**AIM:** Report how many lines in the records below contain the word "datetime". Give only the number.

********************

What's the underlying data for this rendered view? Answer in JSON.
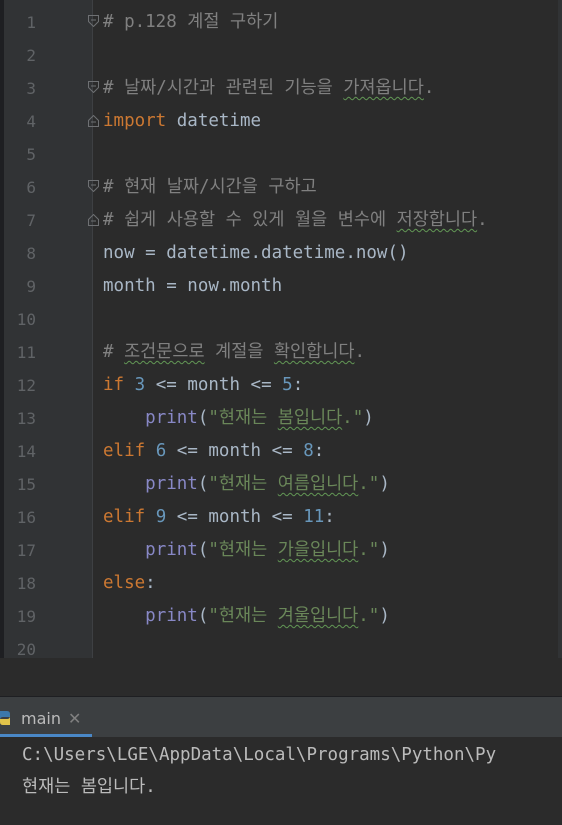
{
  "editor": {
    "line_numbers": [
      "1",
      "2",
      "3",
      "4",
      "5",
      "6",
      "7",
      "8",
      "9",
      "10",
      "11",
      "12",
      "13",
      "14",
      "15",
      "16",
      "17",
      "18",
      "19",
      "20"
    ],
    "lines": {
      "l1": {
        "comment": "# p.128 계절 구하기"
      },
      "l3": {
        "comment": "# 날짜/시간과 관련된 기능을 ",
        "comment_wavy": "가져옵니다",
        "comment_end": "."
      },
      "l4": {
        "kw": "import",
        "rest": " datetime"
      },
      "l6": {
        "comment": "# 현재 날짜/시간을 구하고"
      },
      "l7": {
        "comment": "# 쉽게 사용할 수 있게 월을 변수에 ",
        "comment_wavy": "저장합니다",
        "comment_end": "."
      },
      "l8": {
        "text": "now = datetime.datetime.now()"
      },
      "l9": {
        "text": "month = now.month"
      },
      "l11": {
        "hash": "# ",
        "comment_wavy": "조건문으로",
        "comment_mid": " 계절을 ",
        "comment_wavy2": "확인합니다",
        "comment_end": "."
      },
      "l12": {
        "kw": "if",
        "sp": " ",
        "num1": "3",
        "mid": " <= month <= ",
        "num2": "5",
        "end": ":"
      },
      "l13": {
        "indent": "    ",
        "fn": "print",
        "open": "(",
        "str_start": "\"현재는 ",
        "str_wavy": "봄입니다",
        "str_end": ".\"",
        "close": ")"
      },
      "l14": {
        "kw": "elif",
        "sp": " ",
        "num1": "6",
        "mid": " <= month <= ",
        "num2": "8",
        "end": ":"
      },
      "l15": {
        "indent": "    ",
        "fn": "print",
        "open": "(",
        "str_start": "\"현재는 ",
        "str_wavy": "여름입니다",
        "str_end": ".\"",
        "close": ")"
      },
      "l16": {
        "kw": "elif",
        "sp": " ",
        "num1": "9",
        "mid": " <= month <= ",
        "num2": "11",
        "end": ":"
      },
      "l17": {
        "indent": "    ",
        "fn": "print",
        "open": "(",
        "str_start": "\"현재는 ",
        "str_wavy": "가을입니다",
        "str_end": ".\"",
        "close": ")"
      },
      "l18": {
        "kw": "else",
        "end": ":"
      },
      "l19": {
        "indent": "    ",
        "fn": "print",
        "open": "(",
        "str_start": "\"현재는 ",
        "str_wavy": "겨울입니다",
        "str_end": ".\"",
        "close": ")"
      }
    }
  },
  "run_panel": {
    "tab_label": "main",
    "tab_close": "✕",
    "output": [
      "C:\\Users\\LGE\\AppData\\Local\\Programs\\Python\\Py",
      "현재는 봄입니다."
    ]
  },
  "colors": {
    "background": "#2b2b2b",
    "keyword": "#cc7832",
    "number": "#6897bb",
    "string": "#6a8759",
    "builtin": "#8888c6",
    "comment": "#808080",
    "line_number": "#606366"
  }
}
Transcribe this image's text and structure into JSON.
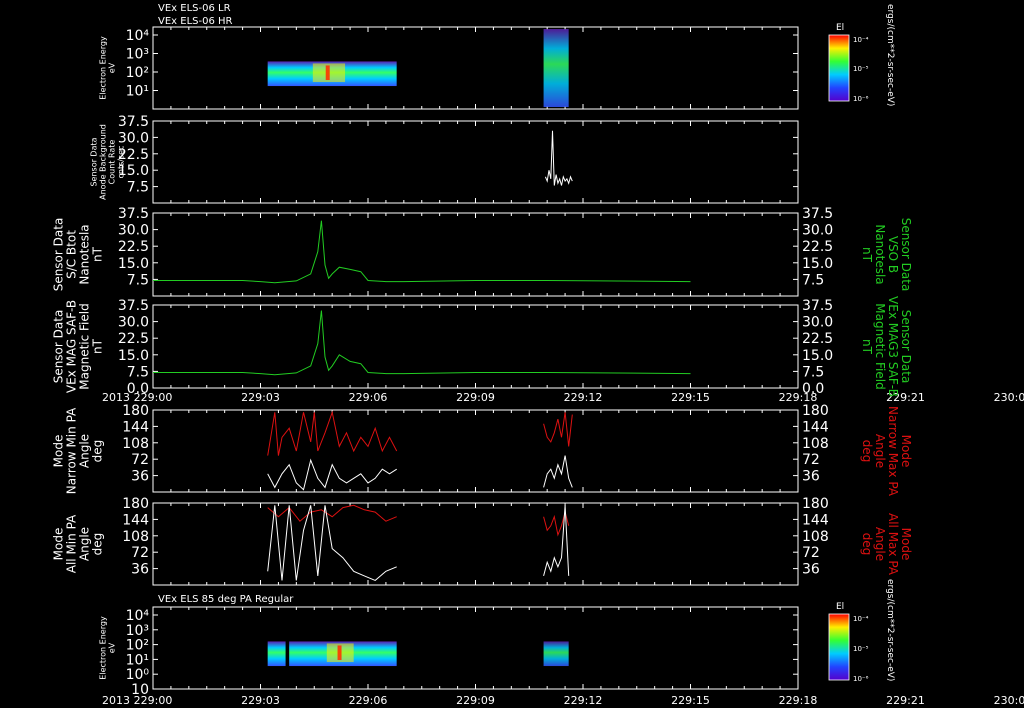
{
  "header": {
    "line1": "VEx ELS-06 LR",
    "line2": "VEx ELS-06 HR",
    "bottom_panel_title": "VEx ELS 85 deg PA Regular"
  },
  "colorbar": {
    "label": "El",
    "ticks": [
      "10⁻⁴",
      "10⁻⁵",
      "10⁻⁶"
    ],
    "unit_top": "ergs/(cm**2-sr-sec-eV)",
    "unit_bottom": "ergs/(cm**2-sr-sec-eV)"
  },
  "time_axis": {
    "year": "2013",
    "ticks": [
      "229:00",
      "229:03",
      "229:06",
      "229:09",
      "229:12",
      "229:15",
      "229:18",
      "229:21",
      "230:00"
    ]
  },
  "colors": {
    "background": "#000000",
    "axes": "#ffffff",
    "green": "#22cc22",
    "red": "#dd1111",
    "white": "#ffffff"
  },
  "chart_data": [
    {
      "type": "heatmap",
      "ylabel": [
        "Electron Energy",
        "eV"
      ],
      "ytick_labels": [
        "10⁴",
        "10³",
        "10²",
        "10¹"
      ],
      "scale": "log",
      "color_scale": [
        "#5b1fb0",
        "#3355ff",
        "#00ccff",
        "#33ff66",
        "#ffee00",
        "#ff6600",
        "#ff0000"
      ],
      "blocks": [
        {
          "x_start": 3.2,
          "x_end": 6.8,
          "e_min": 5,
          "e_max": 150,
          "level": 3.2
        },
        {
          "x_start": 10.9,
          "x_end": 11.6,
          "e_min": 3,
          "e_max": 2000,
          "level": 1.5
        }
      ]
    },
    {
      "type": "line",
      "ylabel": [
        "Sensor Data",
        "Anode Background",
        "Count Rate",
        "cnts/sec"
      ],
      "ytick_labels": [
        "37.5",
        "30.0",
        "22.5",
        "15.0",
        "7.5"
      ],
      "ylim": [
        0,
        37.5
      ],
      "series": [
        {
          "color": "white",
          "x": [
            10.95,
            11.0,
            11.05,
            11.1,
            11.15,
            11.2,
            11.25,
            11.3,
            11.35,
            11.4,
            11.45,
            11.5,
            11.55,
            11.6,
            11.65,
            11.7
          ],
          "y": [
            12,
            10,
            15,
            11,
            33,
            8,
            13,
            9,
            11,
            8,
            12,
            10,
            11,
            9,
            12,
            10
          ]
        }
      ]
    },
    {
      "type": "line",
      "ylabel": [
        "Sensor Data",
        "S/C Btot",
        "Nanotesla",
        "nT"
      ],
      "right_label": [
        "Sensor Data",
        "VSO B",
        "Nanotesla",
        "nT"
      ],
      "ytick_labels": [
        "37.5",
        "30.0",
        "22.5",
        "15.0",
        "7.5"
      ],
      "ylim": [
        0,
        37.5
      ],
      "series": [
        {
          "color": "green",
          "x": [
            0,
            2.5,
            3.0,
            3.4,
            4.0,
            4.4,
            4.6,
            4.7,
            4.8,
            4.9,
            5.0,
            5.2,
            5.5,
            5.8,
            6.0,
            6.5,
            7.0,
            9.0,
            11.0,
            15.0
          ],
          "y": [
            7,
            7,
            6.5,
            6,
            6.8,
            10,
            20,
            34,
            14,
            8,
            10,
            13,
            12,
            11,
            7,
            6.5,
            6.5,
            7,
            7,
            6.5
          ]
        }
      ]
    },
    {
      "type": "line",
      "ylabel": [
        "Sensor Data",
        "VEx MAG SAF-B",
        "Magnetic Field",
        "nT"
      ],
      "right_label": [
        "Sensor Data",
        "VEx MAG3 SAF-B",
        "Magnetic Field",
        "nT"
      ],
      "ytick_labels": [
        "37.5",
        "30.0",
        "22.5",
        "15.0",
        "7.5",
        "0.0"
      ],
      "ylim": [
        0,
        37.5
      ],
      "series": [
        {
          "color": "green",
          "x": [
            0,
            2.5,
            3.0,
            3.4,
            4.0,
            4.4,
            4.6,
            4.7,
            4.8,
            4.9,
            5.0,
            5.2,
            5.5,
            5.8,
            6.0,
            6.5,
            7.0,
            9.0,
            11.0,
            15.0
          ],
          "y": [
            7,
            7,
            6.5,
            6,
            6.8,
            10,
            20,
            35,
            14,
            8,
            10,
            15,
            12,
            11,
            7,
            6.5,
            6.5,
            7,
            7,
            6.5
          ]
        }
      ]
    },
    {
      "type": "line",
      "ylabel": [
        "Mode",
        "Narrow Min PA",
        "Angle",
        "deg"
      ],
      "right_label": [
        "Mode",
        "Narrow Max PA",
        "Angle",
        "deg"
      ],
      "ytick_labels": [
        "180",
        "144",
        "108",
        "72",
        "36"
      ],
      "ylim": [
        0,
        180
      ],
      "series": [
        {
          "color": "red",
          "x": [
            3.2,
            3.4,
            3.5,
            3.6,
            3.8,
            4.0,
            4.2,
            4.4,
            4.5,
            4.6,
            4.8,
            5.0,
            5.2,
            5.4,
            5.6,
            5.8,
            6.0,
            6.2,
            6.4,
            6.6,
            6.8
          ],
          "y": [
            80,
            175,
            80,
            120,
            140,
            90,
            175,
            110,
            175,
            90,
            130,
            175,
            100,
            130,
            90,
            120,
            100,
            140,
            90,
            120,
            90
          ]
        },
        {
          "color": "white",
          "x": [
            3.2,
            3.4,
            3.6,
            3.8,
            4.0,
            4.2,
            4.4,
            4.6,
            4.8,
            5.0,
            5.2,
            5.4,
            5.6,
            5.8,
            6.0,
            6.2,
            6.4,
            6.6,
            6.8
          ],
          "y": [
            40,
            10,
            40,
            60,
            20,
            5,
            70,
            30,
            10,
            60,
            30,
            20,
            30,
            40,
            20,
            30,
            50,
            40,
            50
          ]
        },
        {
          "color": "red",
          "x": [
            10.9,
            11.0,
            11.1,
            11.2,
            11.3,
            11.4,
            11.5,
            11.6,
            11.7
          ],
          "y": [
            150,
            120,
            110,
            130,
            160,
            120,
            175,
            100,
            170
          ]
        },
        {
          "color": "white",
          "x": [
            10.9,
            11.0,
            11.1,
            11.2,
            11.3,
            11.4,
            11.5,
            11.6,
            11.7
          ],
          "y": [
            10,
            40,
            50,
            30,
            60,
            40,
            80,
            30,
            10
          ]
        }
      ]
    },
    {
      "type": "line",
      "ylabel": [
        "Mode",
        "All Min PA",
        "Angle",
        "deg"
      ],
      "right_label": [
        "Mode",
        "All Max PA",
        "Angle",
        "deg"
      ],
      "ytick_labels": [
        "180",
        "144",
        "108",
        "72",
        "36"
      ],
      "ylim": [
        0,
        180
      ],
      "series": [
        {
          "color": "red",
          "x": [
            3.2,
            3.5,
            3.8,
            4.1,
            4.4,
            4.7,
            5.0,
            5.3,
            5.6,
            5.9,
            6.2,
            6.5,
            6.8
          ],
          "y": [
            170,
            150,
            170,
            140,
            160,
            165,
            150,
            170,
            175,
            165,
            160,
            140,
            150
          ]
        },
        {
          "color": "white",
          "x": [
            3.2,
            3.4,
            3.6,
            3.8,
            4.0,
            4.2,
            4.4,
            4.6,
            4.8,
            5.0,
            5.3,
            5.6,
            5.9,
            6.2,
            6.5,
            6.8
          ],
          "y": [
            30,
            175,
            10,
            175,
            10,
            120,
            175,
            20,
            175,
            80,
            60,
            30,
            20,
            10,
            30,
            40
          ]
        },
        {
          "color": "red",
          "x": [
            10.9,
            11.0,
            11.1,
            11.2,
            11.3,
            11.4,
            11.5,
            11.6
          ],
          "y": [
            150,
            120,
            130,
            150,
            110,
            130,
            160,
            130
          ]
        },
        {
          "color": "white",
          "x": [
            10.9,
            11.0,
            11.1,
            11.2,
            11.3,
            11.4,
            11.5,
            11.6
          ],
          "y": [
            20,
            50,
            30,
            60,
            40,
            60,
            175,
            20
          ]
        }
      ]
    },
    {
      "type": "heatmap",
      "ylabel": [
        "Electron Energy",
        "eV"
      ],
      "ytick_labels": [
        "10⁴",
        "10³",
        "10²",
        "10¹",
        "10⁰",
        "10"
      ],
      "scale": "log",
      "color_scale": [
        "#5b1fb0",
        "#3355ff",
        "#00ccff",
        "#33ff66",
        "#ffee00",
        "#ff6600",
        "#ff0000"
      ],
      "blocks": [
        {
          "x_start": 3.2,
          "x_end": 3.7,
          "e_min": 5,
          "e_max": 150,
          "level": 3.0
        },
        {
          "x_start": 3.8,
          "x_end": 6.8,
          "e_min": 5,
          "e_max": 150,
          "level": 3.3
        },
        {
          "x_start": 10.9,
          "x_end": 11.6,
          "e_min": 3,
          "e_max": 150,
          "level": 1.5
        }
      ]
    }
  ]
}
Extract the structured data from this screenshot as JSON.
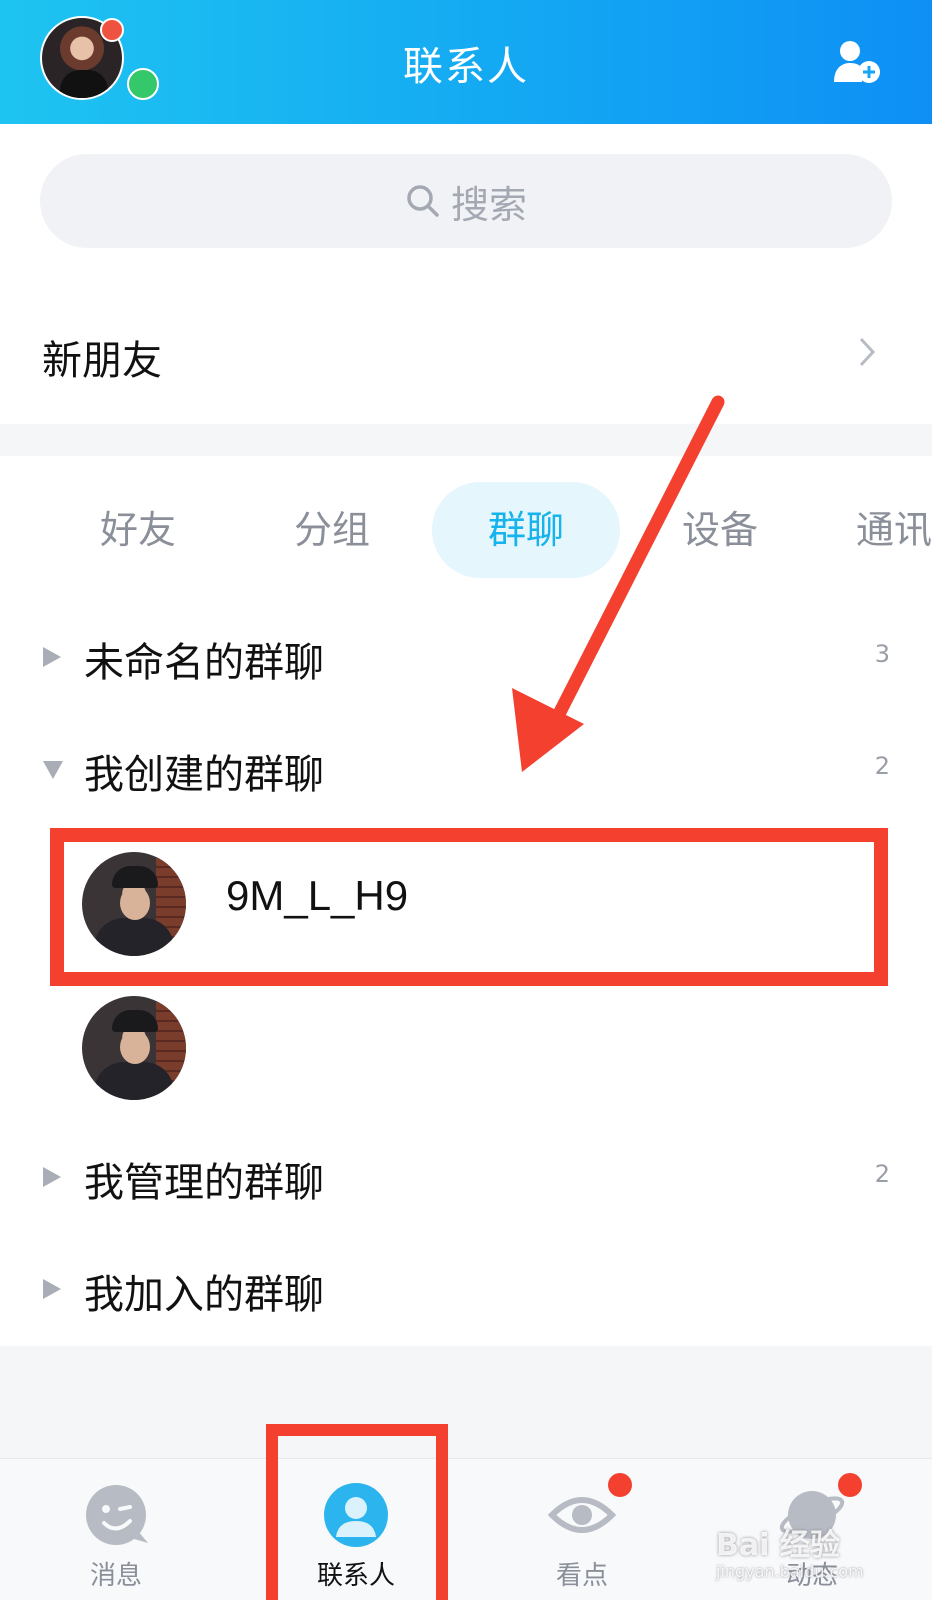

********************

**RESPONSE FOR THIS EXERCISE:** 2